▶ **INSTRUCTIONS FOR THE TASK**
Make an exact copy of the entries below with the pictures removed.

┌──

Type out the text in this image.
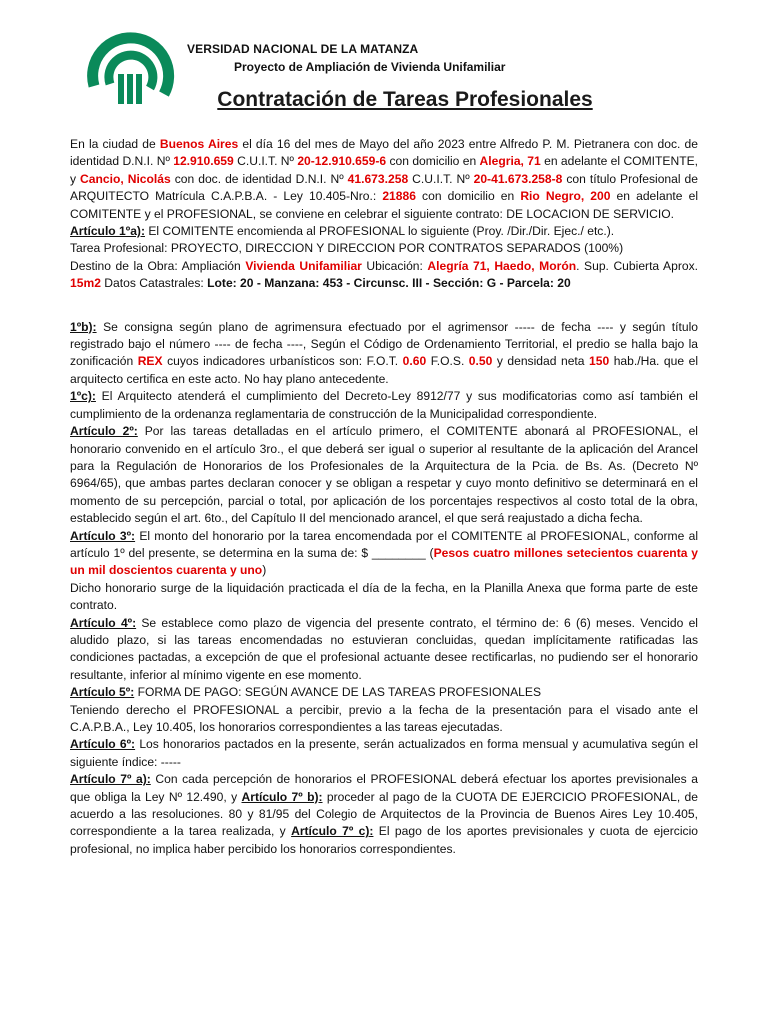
VERSIDAD NACIONAL DE LA MATANZA
Proyecto de Ampliación de Vivienda Unifamiliar
Contratación de Tareas Profesionales

En la ciudad de Buenos Aires el día 16 del mes de Mayo del año 2023 entre Alfredo P. M. Pietranera con doc. de identidad D.N.I. Nº 12.910.659 C.U.I.T. Nº 20-12.910.659-6 con domicilio en Alegria, 71 en adelante el COMITENTE, y Cancio, Nicolás con doc. de identidad D.N.I. Nº 41.673.258 C.U.I.T. Nº 20-41.673.258-8 con título Profesional de ARQUITECTO Matrícula C.A.P.B.A. - Ley 10.405-Nro.: 21886 con domicilio en Rio Negro, 200 en adelante el COMITENTE y el PROFESIONAL, se conviene en celebrar el siguiente contrato: DE LOCACION DE SERVICIO.

Artículo 1ºa): El COMITENTE encomienda al PROFESIONAL lo siguiente (Proy. /Dir./Dir. Ejec./ etc.).

Tarea Profesional: PROYECTO, DIRECCION Y DIRECCION POR CONTRATOS SEPARADOS (100%)

Destino de la Obra: Ampliación Vivienda Unifamiliar Ubicación: Alegría 71, Haedo, Morón. Sup. Cubierta Aprox. 15m2 Datos Catastrales: Lote: 20 - Manzana: 453 - Circunsc. III - Sección: G - Parcela: 20

1ºb): Se consigna según plano de agrimensura efectuado por el agrimensor ----- de fecha ---- y según título registrado bajo el número ---- de fecha ----, Según el Código de Ordenamiento Territorial, el predio se halla bajo la zonificación REX cuyos indicadores urbanísticos son: F.O.T. 0.60 F.O.S. 0.50 y densidad neta 150 hab./Ha. que el arquitecto certifica en este acto. No hay plano antecedente.

1ºc): El Arquitecto atenderá el cumplimiento del Decreto-Ley 8912/77 y sus modificatorias como así también el cumplimiento de la ordenanza reglamentaria de construcción de la Municipalidad correspondiente.

Artículo 2º: Por las tareas detalladas en el artículo primero, el COMITENTE abonará al PROFESIONAL, el honorario convenido en el artículo 3ro., el que deberá ser igual o superior al resultante de la aplicación del Arancel para la Regulación de Honorarios de los Profesionales de la Arquitectura de la Pcia. de Bs. As. (Decreto Nº 6964/65), que ambas partes declaran conocer y se obligan a respetar y cuyo monto definitivo se determinará en el momento de su percepción, parcial o total, por aplicación de los porcentajes respectivos al costo total de la obra, establecido según el art. 6to., del Capítulo II del mencionado arancel, el que será reajustado a dicha fecha.

Artículo 3º: El monto del honorario por la tarea encomendada por el COMITENTE al PROFESIONAL, conforme al artículo 1º del presente, se determina en la suma de: $ ________ (Pesos cuatro millones setecientos cuarenta y un mil doscientos cuarenta y uno)

Dicho honorario surge de la liquidación practicada el día de la fecha, en la Planilla Anexa que forma parte de este contrato.

Artículo 4º: Se establece como plazo de vigencia del presente contrato, el término de: 6 (6) meses. Vencido el aludido plazo, si las tareas encomendadas no estuvieran concluidas, quedan implícitamente ratificadas las condiciones pactadas, a excepción de que el profesional actuante desee rectificarlas, no pudiendo ser el honorario resultante, inferior al mínimo vigente en ese momento.

Artículo 5º: FORMA DE PAGO: SEGÚN AVANCE DE LAS TAREAS PROFESIONALES

Teniendo derecho el PROFESIONAL a percibir, previo a la fecha de la presentación para el visado ante el C.A.P.B.A., Ley 10.405, los honorarios correspondientes a las tareas ejecutadas.

Artículo 6º: Los honorarios pactados en la presente, serán actualizados en forma mensual y acumulativa según el siguiente índice: -----

Artículo 7º a): Con cada percepción de honorarios el PROFESIONAL deberá efectuar los aportes previsionales a que obliga la Ley Nº 12.490, y Artículo 7º b): proceder al pago de la CUOTA DE EJERCICIO PROFESIONAL, de acuerdo a las resoluciones. 80 y 81/95 del Colegio de Arquitectos de la Provincia de Buenos Aires Ley 10.405, correspondiente a la tarea realizada, y Artículo 7º c): El pago de los aportes previsionales y cuota de ejercicio profesional, no implica haber percibido los honorarios correspondientes.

└──

▶ **EXERCISE RESPONSE**
Type out the text in this image.
VERSIDAD NACIONAL DE LA MATANZA
Proyecto de Ampliación de Vivienda Unifamiliar
Contratación de Tareas Profesionales

En la ciudad de Buenos Aires el día 16 del mes de Mayo del año 2023 entre Alfredo P. M. Pietranera con doc. de identidad D.N.I. Nº 12.910.659 C.U.I.T. Nº 20-12.910.659-6 con domicilio en Alegria, 71 en adelante el COMITENTE, y Cancio, Nicolás con doc. de identidad D.N.I. Nº 41.673.258 C.U.I.T. Nº 20-41.673.258-8 con título Profesional de ARQUITECTO Matrícula C.A.P.B.A. - Ley 10.405-Nro.: 21886 con domicilio en Rio Negro, 200 en adelante el COMITENTE y el PROFESIONAL, se conviene en celebrar el siguiente contrato: DE LOCACION DE SERVICIO.

Artículo 1ºa): El COMITENTE encomienda al PROFESIONAL lo siguiente (Proy. /Dir./Dir. Ejec./ etc.).

Tarea Profesional: PROYECTO, DIRECCION Y DIRECCION POR CONTRATOS SEPARADOS (100%)

Destino de la Obra: Ampliación Vivienda Unifamiliar Ubicación: Alegría 71, Haedo, Morón. Sup. Cubierta Aprox. 15m2 Datos Catastrales: Lote: 20 - Manzana: 453 - Circunsc. III - Sección: G - Parcela: 20

1ºb): Se consigna según plano de agrimensura efectuado por el agrimensor ----- de fecha ---- y según título registrado bajo el número ---- de fecha ----, Según el Código de Ordenamiento Territorial, el predio se halla bajo la zonificación REX cuyos indicadores urbanísticos son: F.O.T. 0.60 F.O.S. 0.50 y densidad neta 150 hab./Ha. que el arquitecto certifica en este acto. No hay plano antecedente.

1ºc): El Arquitecto atenderá el cumplimiento del Decreto-Ley 8912/77 y sus modificatorias como así también el cumplimiento de la ordenanza reglamentaria de construcción de la Municipalidad correspondiente.

Artículo 2º: Por las tareas detalladas en el artículo primero, el COMITENTE abonará al PROFESIONAL, el honorario convenido en el artículo 3ro., el que deberá ser igual o superior al resultante de la aplicación del Arancel para la Regulación de Honorarios de los Profesionales de la Arquitectura de la Pcia. de Bs. As. (Decreto Nº 6964/65), que ambas partes declaran conocer y se obligan a respetar y cuyo monto definitivo se determinará en el momento de su percepción, parcial o total, por aplicación de los porcentajes respectivos al costo total de la obra, establecido según el art. 6to., del Capítulo II del mencionado arancel, el que será reajustado a dicha fecha.

Artículo 3º: El monto del honorario por la tarea encomendada por el COMITENTE al PROFESIONAL, conforme al artículo 1º del presente, se determina en la suma de: $ ________ (Pesos cuatro millones setecientos cuarenta y un mil doscientos cuarenta y uno)

Dicho honorario surge de la liquidación practicada el día de la fecha, en la Planilla Anexa que forma parte de este contrato.

Artículo 4º: Se establece como plazo de vigencia del presente contrato, el término de: 6 (6) meses. Vencido el aludido plazo, si las tareas encomendadas no estuvieran concluidas, quedan implícitamente ratificadas las condiciones pactadas, a excepción de que el profesional actuante desee rectificarlas, no pudiendo ser el honorario resultante, inferior al mínimo vigente en ese momento.

Artículo 5º: FORMA DE PAGO: SEGÚN AVANCE DE LAS TAREAS PROFESIONALES

Teniendo derecho el PROFESIONAL a percibir, previo a la fecha de la presentación para el visado ante el C.A.P.B.A., Ley 10.405, los honorarios correspondientes a las tareas ejecutadas.

Artículo 6º: Los honorarios pactados en la presente, serán actualizados en forma mensual y acumulativa según el siguiente índice: -----

Artículo 7º a): Con cada percepción de honorarios el PROFESIONAL deberá efectuar los aportes previsionales a que obliga la Ley Nº 12.490, y Artículo 7º b): proceder al pago de la CUOTA DE EJERCICIO PROFESIONAL, de acuerdo a las resoluciones. 80 y 81/95 del Colegio de Arquitectos de la Provincia de Buenos Aires Ley 10.405, correspondiente a la tarea realizada, y Artículo 7º c): El pago de los aportes previsionales y cuota de ejercicio profesional, no implica haber percibido los honorarios correspondientes.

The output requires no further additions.